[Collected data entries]
[Start]

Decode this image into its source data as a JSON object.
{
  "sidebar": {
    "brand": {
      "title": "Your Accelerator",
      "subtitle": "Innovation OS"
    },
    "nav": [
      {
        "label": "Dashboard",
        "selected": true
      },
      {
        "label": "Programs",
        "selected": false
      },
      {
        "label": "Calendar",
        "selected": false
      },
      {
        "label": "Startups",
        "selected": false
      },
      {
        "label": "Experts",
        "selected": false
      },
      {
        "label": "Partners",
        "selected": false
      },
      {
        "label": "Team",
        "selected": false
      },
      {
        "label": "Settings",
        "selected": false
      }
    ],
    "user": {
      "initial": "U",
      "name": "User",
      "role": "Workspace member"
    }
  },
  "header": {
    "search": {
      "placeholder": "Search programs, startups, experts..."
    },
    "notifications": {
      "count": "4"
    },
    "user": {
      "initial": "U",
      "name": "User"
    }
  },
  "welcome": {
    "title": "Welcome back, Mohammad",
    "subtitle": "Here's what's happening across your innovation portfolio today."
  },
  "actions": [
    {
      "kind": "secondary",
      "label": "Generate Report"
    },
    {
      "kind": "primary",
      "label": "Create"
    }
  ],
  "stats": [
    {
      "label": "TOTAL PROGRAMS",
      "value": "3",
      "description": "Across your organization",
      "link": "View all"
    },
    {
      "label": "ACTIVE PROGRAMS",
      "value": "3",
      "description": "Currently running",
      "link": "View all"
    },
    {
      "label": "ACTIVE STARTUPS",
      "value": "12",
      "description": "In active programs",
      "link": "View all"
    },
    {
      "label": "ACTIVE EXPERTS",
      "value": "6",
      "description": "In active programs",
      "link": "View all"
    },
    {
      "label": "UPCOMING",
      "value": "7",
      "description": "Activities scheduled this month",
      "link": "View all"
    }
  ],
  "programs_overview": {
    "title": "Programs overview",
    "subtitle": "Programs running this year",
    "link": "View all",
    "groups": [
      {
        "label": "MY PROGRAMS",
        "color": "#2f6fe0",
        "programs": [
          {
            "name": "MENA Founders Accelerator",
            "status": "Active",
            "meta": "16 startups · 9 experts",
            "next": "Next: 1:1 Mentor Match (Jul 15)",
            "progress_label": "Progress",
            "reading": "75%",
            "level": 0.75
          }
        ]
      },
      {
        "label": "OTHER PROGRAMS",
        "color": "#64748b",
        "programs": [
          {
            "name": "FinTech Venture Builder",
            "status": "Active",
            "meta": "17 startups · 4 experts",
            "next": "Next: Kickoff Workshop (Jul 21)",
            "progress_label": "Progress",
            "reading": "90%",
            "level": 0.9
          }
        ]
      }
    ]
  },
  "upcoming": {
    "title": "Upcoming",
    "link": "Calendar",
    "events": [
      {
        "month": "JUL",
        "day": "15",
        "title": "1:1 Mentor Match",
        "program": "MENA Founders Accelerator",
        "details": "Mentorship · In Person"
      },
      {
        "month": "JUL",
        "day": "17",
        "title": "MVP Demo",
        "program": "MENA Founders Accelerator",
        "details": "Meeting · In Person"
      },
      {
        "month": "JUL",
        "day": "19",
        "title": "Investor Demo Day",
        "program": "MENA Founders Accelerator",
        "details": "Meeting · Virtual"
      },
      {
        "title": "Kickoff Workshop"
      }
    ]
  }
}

[End]

__The request__.
Locate the word "meta" in the entries, and copy every line where it is found.

__Result for this exercise__.
            "meta": "16 startups · 9 experts",
            "meta": "17 startups · 4 experts",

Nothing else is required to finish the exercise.